[Problem to work on]: Write out the listing below again, precisely as it is given.
%%
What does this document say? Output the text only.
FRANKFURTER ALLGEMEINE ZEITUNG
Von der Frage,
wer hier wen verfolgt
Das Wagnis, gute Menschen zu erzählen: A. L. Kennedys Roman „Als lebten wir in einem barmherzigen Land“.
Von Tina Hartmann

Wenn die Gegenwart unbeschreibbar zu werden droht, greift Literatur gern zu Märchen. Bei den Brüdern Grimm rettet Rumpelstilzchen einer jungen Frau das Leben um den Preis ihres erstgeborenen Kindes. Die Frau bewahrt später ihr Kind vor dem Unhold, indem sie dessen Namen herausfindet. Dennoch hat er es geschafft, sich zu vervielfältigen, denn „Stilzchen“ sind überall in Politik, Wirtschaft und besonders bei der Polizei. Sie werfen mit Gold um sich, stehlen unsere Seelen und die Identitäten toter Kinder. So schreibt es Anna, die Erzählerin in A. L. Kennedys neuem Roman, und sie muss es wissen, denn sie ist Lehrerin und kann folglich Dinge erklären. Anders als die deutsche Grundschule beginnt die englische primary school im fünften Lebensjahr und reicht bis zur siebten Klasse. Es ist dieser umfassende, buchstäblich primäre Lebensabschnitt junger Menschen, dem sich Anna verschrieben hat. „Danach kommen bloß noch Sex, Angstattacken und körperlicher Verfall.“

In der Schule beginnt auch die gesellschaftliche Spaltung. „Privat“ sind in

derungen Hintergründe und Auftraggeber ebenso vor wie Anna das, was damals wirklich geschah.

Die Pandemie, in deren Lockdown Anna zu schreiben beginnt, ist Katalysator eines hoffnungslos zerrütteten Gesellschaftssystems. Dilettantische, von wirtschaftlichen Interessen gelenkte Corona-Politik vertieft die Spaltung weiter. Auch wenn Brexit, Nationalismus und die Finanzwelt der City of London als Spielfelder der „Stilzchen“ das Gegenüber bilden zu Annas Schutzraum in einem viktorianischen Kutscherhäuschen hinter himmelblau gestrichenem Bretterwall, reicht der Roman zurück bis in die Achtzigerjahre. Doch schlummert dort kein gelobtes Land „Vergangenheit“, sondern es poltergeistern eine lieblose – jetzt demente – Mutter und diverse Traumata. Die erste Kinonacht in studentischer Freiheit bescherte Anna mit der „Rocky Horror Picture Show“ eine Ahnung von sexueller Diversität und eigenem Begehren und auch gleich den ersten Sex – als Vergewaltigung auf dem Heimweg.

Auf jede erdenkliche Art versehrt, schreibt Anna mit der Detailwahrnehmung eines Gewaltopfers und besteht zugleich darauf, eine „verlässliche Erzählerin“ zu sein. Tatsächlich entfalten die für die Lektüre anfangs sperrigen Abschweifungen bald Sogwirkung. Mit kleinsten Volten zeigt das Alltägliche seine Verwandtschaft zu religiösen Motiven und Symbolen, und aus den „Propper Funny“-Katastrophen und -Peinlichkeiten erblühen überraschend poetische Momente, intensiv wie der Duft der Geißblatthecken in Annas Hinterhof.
%%
[Final answer]:
What does this document say? Output the text only.
FRANKFURTER ALLGEMEINE ZEITUNG
Von der Frage,
wer hier wen verfolgt
Das Wagnis, gute Menschen zu erzählen: A. L. Kennedys Roman „Als lebten wir in einem barmherzigen Land“.
Von Tina Hartmann

Wenn die Gegenwart unbeschreibbar zu werden droht, greift Literatur gern zu Märchen. Bei den Brüdern Grimm rettet Rumpelstilzchen einer jungen Frau das Leben um den Preis ihres erstgeborenen Kindes. Die Frau bewahrt später ihr Kind vor dem Unhold, indem sie dessen Namen herausfindet. Dennoch hat er es geschafft, sich zu vervielfältigen, denn „Stilzchen“ sind überall in Politik, Wirtschaft und besonders bei der Polizei. Sie werfen mit Gold um sich, stehlen unsere Seelen und die Identitäten toter Kinder. So schreibt es Anna, die Erzählerin in A. L. Kennedys neuem Roman, und sie muss es wissen, denn sie ist Lehrerin und kann folglich Dinge erklären. Anders als die deutsche Grundschule beginnt die englische primary school im fünften Lebensjahr und reicht bis zur siebten Klasse. Es ist dieser umfassende, buchstäblich primäre Lebensabschnitt junger Menschen, dem sich Anna verschrieben hat. „Danach kommen bloß noch Sex, Angstattacken und körperlicher Verfall.“

In der Schule beginnt auch die gesellschaftliche Spaltung. „Privat“ sind in

derungen Hintergründe und Auftraggeber ebenso vor wie Anna das, was damals wirklich geschah.

Die Pandemie, in deren Lockdown Anna zu schreiben beginnt, ist Katalysator eines hoffnungslos zerrütteten Gesellschaftssystems. Dilettantische, von wirtschaftlichen Interessen gelenkte Corona-Politik vertieft die Spaltung weiter. Auch wenn Brexit, Nationalismus und die Finanzwelt der City of London als Spielfelder der „Stilzchen“ das Gegenüber bilden zu Annas Schutzraum in einem viktorianischen Kutscherhäuschen hinter himmelblau gestrichenem Bretterwall, reicht der Roman zurück bis in die Achtzigerjahre. Doch schlummert dort kein gelobtes Land „Vergangenheit“, sondern es poltergeistern eine lieblose – jetzt demente – Mutter und diverse Traumata. Die erste Kinonacht in studentischer Freiheit bescherte Anna mit der „Rocky Horror Picture Show“ eine Ahnung von sexueller Diversität und eigenem Begehren und auch gleich den ersten Sex – als Vergewaltigung auf dem Heimweg.

Auf jede erdenkliche Art versehrt, schreibt Anna mit der Detailwahrnehmung eines Gewaltopfers und besteht zugleich darauf, eine „verlässliche Erzählerin“ zu sein. Tatsächlich entfalten die für die Lektüre anfangs sperrigen Abschweifungen bald Sogwirkung. Mit kleinsten Volten zeigt das Alltägliche seine Verwandtschaft zu religiösen Motiven und Symbolen, und aus den „Propper Funny“-Katastrophen und -Peinlichkeiten erblühen überraschend poetische Momente, intensiv wie der Duft der Geißblatthecken in Annas Hinterhof.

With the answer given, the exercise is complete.